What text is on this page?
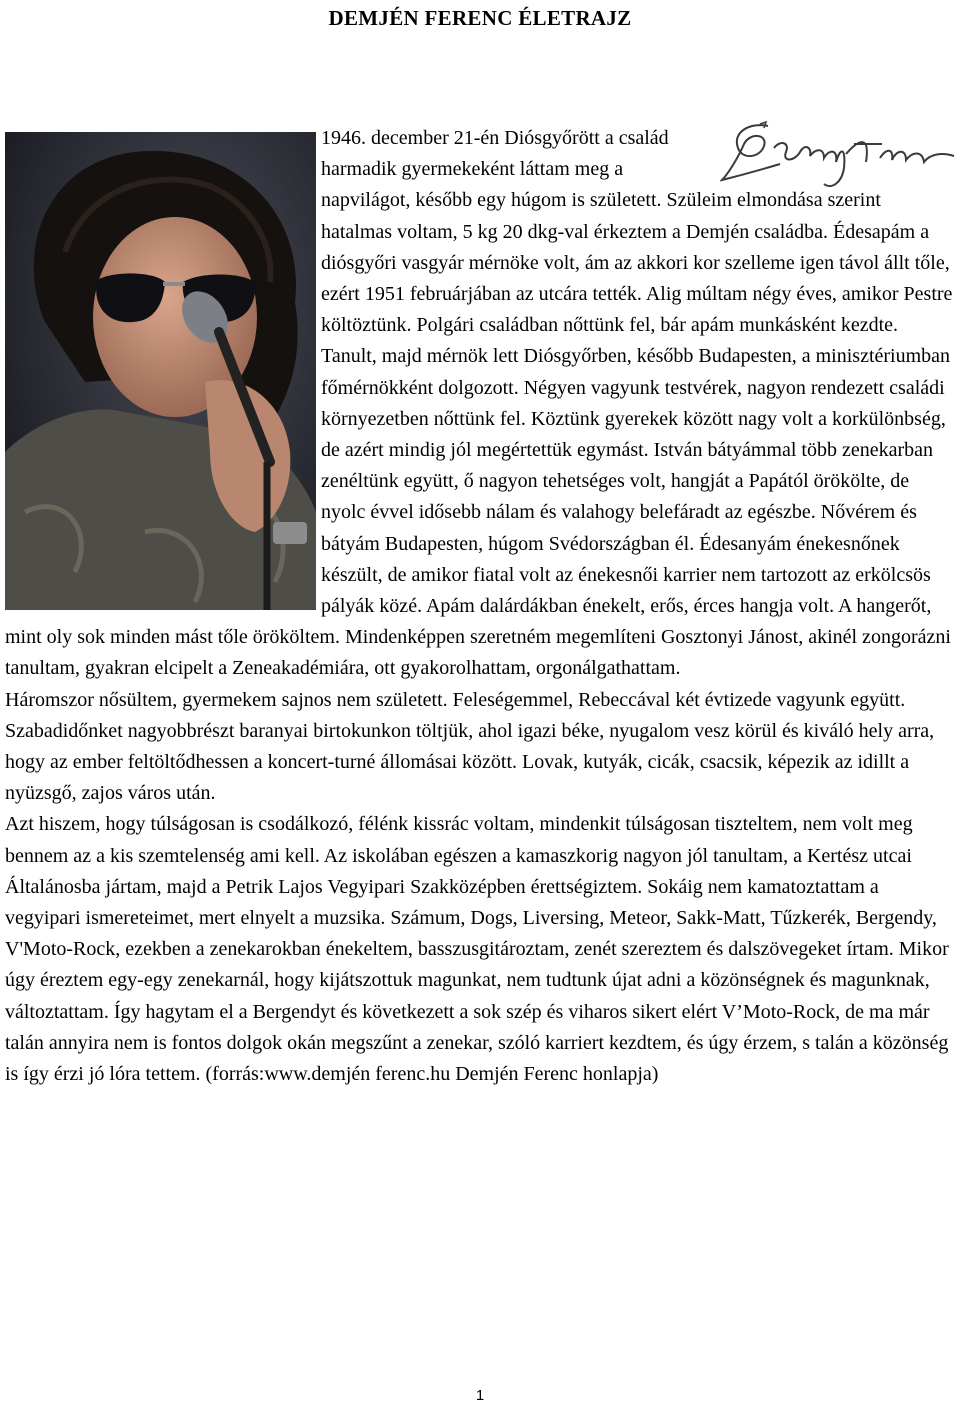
DEMJÉN FERENC ÉLETRAJZ

1946. december 21-én Diósgyőrött a család harmadik gyermekeként láttam meg a napvilágot, később egy húgom is született. Szüleim elmondása szerint hatalmas voltam, 5 kg 20 dkg-val érkeztem a Demjén családba. Édesapám a diósgyőri vasgyár mérnöke volt, ám az akkori kor szelleme igen távol állt tőle, ezért 1951 februárjában az utcára tették. Alig múltam négy éves, amikor Pestre költöztünk. Polgári családban nőttünk fel, bár apám munkásként kezdte. Tanult, majd mérnök lett Diósgyőrben, később Budapesten, a minisztériumban főmérnökként dolgozott. Négyen vagyunk testvérek, nagyon rendezett családi környezetben nőttünk fel. Köztünk gyerekek között nagy volt a korkülönbség, de azért mindig jól megértettük egymást. István bátyámmal több zenekarban zenéltünk együtt, ő nagyon tehetséges volt, hangját a Papától örökölte, de nyolc évvel idősebb nálam és valahogy belefáradt az egészbe. Nővérem és bátyám Budapesten, húgom Svédországban él. Édesanyám énekesnőnek készült, de amikor fiatal volt az énekesnői karrier nem tartozott az erkölcsös pályák közé. Apám dalárdákban énekelt, erős, érces hangja volt. A hangerőt, mint oly sok minden mást tőle örököltem. Mindenképpen szeretném megemlíteni Gosztonyi Jánost, akinél zongorázni tanultam, gyakran elcipelt a Zeneakadémiára, ott gyakorolhattam, orgonálgathattam.

Háromszor nősültem, gyermekem sajnos nem született. Feleségemmel, Rebeccával két évtizede vagyunk együtt. Szabadidőnket nagyobbrészt baranyai birtokunkon töltjük, ahol igazi béke, nyugalom vesz körül és kiváló hely arra, hogy az ember feltöltődhessen a koncert-turné állomásai között. Lovak, kutyák, cicák, csacsik, képezik az idillt a nyüzsgő, zajos város után.

Azt hiszem, hogy túlságosan is csodálkozó, félénk kissrác voltam, mindenkit túlságosan tiszteltem, nem volt meg bennem az a kis szemtelenség ami kell. Az iskolában egészen a kamaszkorig nagyon jól tanultam, a Kertész utcai Általánosba jártam, majd a Petrik Lajos Vegyipari Szakközépben érettségiztem. Sokáig nem kamatoztattam a vegyipari ismereteimet, mert elnyelt a muzsika. Számum, Dogs, Liversing, Meteor, Sakk-Matt, Tűzkerék, Bergendy, V'Moto-Rock, ezekben a zenekarokban énekeltem, basszusgitároztam, zenét szereztem és dalszövegeket írtam. Mikor úgy éreztem egy-egy zenekarnál, hogy kijátszottuk magunkat, nem tudtunk újat adni a közönségnek és magunknak, változtattam. Így hagytam el a Bergendyt és következett a sok szép és viharos sikert elért V’Moto-Rock, de ma már talán annyira nem is fontos dolgok okán megszűnt a zenekar, szóló karriert kezdtem, és úgy érzem, s talán a közönség is így érzi jó lóra tettem. (forrás:www.demjén ferenc.hu Demjén Ferenc honlapja)

1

Exercise
Copy all the lines of data exactly as they appear, dropping any images.

Solution to this exercise
What text is on this page?
DEMJÉN FERENC ÉLETRAJZ

1946. december 21-én Diósgyőrött a család harmadik gyermekeként láttam meg a napvilágot, később egy húgom is született. Szüleim elmondása szerint hatalmas voltam, 5 kg 20 dkg-val érkeztem a Demjén családba. Édesapám a diósgyőri vasgyár mérnöke volt, ám az akkori kor szelleme igen távol állt tőle, ezért 1951 februárjában az utcára tették. Alig múltam négy éves, amikor Pestre költöztünk. Polgári családban nőttünk fel, bár apám munkásként kezdte. Tanult, majd mérnök lett Diósgyőrben, később Budapesten, a minisztériumban főmérnökként dolgozott. Négyen vagyunk testvérek, nagyon rendezett családi környezetben nőttünk fel. Köztünk gyerekek között nagy volt a korkülönbség, de azért mindig jól megértettük egymást. István bátyámmal több zenekarban zenéltünk együtt, ő nagyon tehetséges volt, hangját a Papától örökölte, de nyolc évvel idősebb nálam és valahogy belefáradt az egészbe. Nővérem és bátyám Budapesten, húgom Svédországban él. Édesanyám énekesnőnek készült, de amikor fiatal volt az énekesnői karrier nem tartozott az erkölcsös pályák közé. Apám dalárdákban énekelt, erős, érces hangja volt. A hangerőt, mint oly sok minden mást tőle örököltem. Mindenképpen szeretném megemlíteni Gosztonyi Jánost, akinél zongorázni tanultam, gyakran elcipelt a Zeneakadémiára, ott gyakorolhattam, orgonálgathattam.

Háromszor nősültem, gyermekem sajnos nem született. Feleségemmel, Rebeccával két évtizede vagyunk együtt. Szabadidőnket nagyobbrészt baranyai birtokunkon töltjük, ahol igazi béke, nyugalom vesz körül és kiváló hely arra, hogy az ember feltöltődhessen a koncert-turné állomásai között. Lovak, kutyák, cicák, csacsik, képezik az idillt a nyüzsgő, zajos város után.

Azt hiszem, hogy túlságosan is csodálkozó, félénk kissrác voltam, mindenkit túlságosan tiszteltem, nem volt meg bennem az a kis szemtelenség ami kell. Az iskolában egészen a kamaszkorig nagyon jól tanultam, a Kertész utcai Általánosba jártam, majd a Petrik Lajos Vegyipari Szakközépben érettségiztem. Sokáig nem kamatoztattam a vegyipari ismereteimet, mert elnyelt a muzsika. Számum, Dogs, Liversing, Meteor, Sakk-Matt, Tűzkerék, Bergendy, V'Moto-Rock, ezekben a zenekarokban énekeltem, basszusgitároztam, zenét szereztem és dalszövegeket írtam. Mikor úgy éreztem egy-egy zenekarnál, hogy kijátszottuk magunkat, nem tudtunk újat adni a közönségnek és magunknak, változtattam. Így hagytam el a Bergendyt és következett a sok szép és viharos sikert elért V’Moto-Rock, de ma már talán annyira nem is fontos dolgok okán megszűnt a zenekar, szóló karriert kezdtem, és úgy érzem, s talán a közönség is így érzi jó lóra tettem. (forrás:www.demjén ferenc.hu Demjén Ferenc honlapja)

1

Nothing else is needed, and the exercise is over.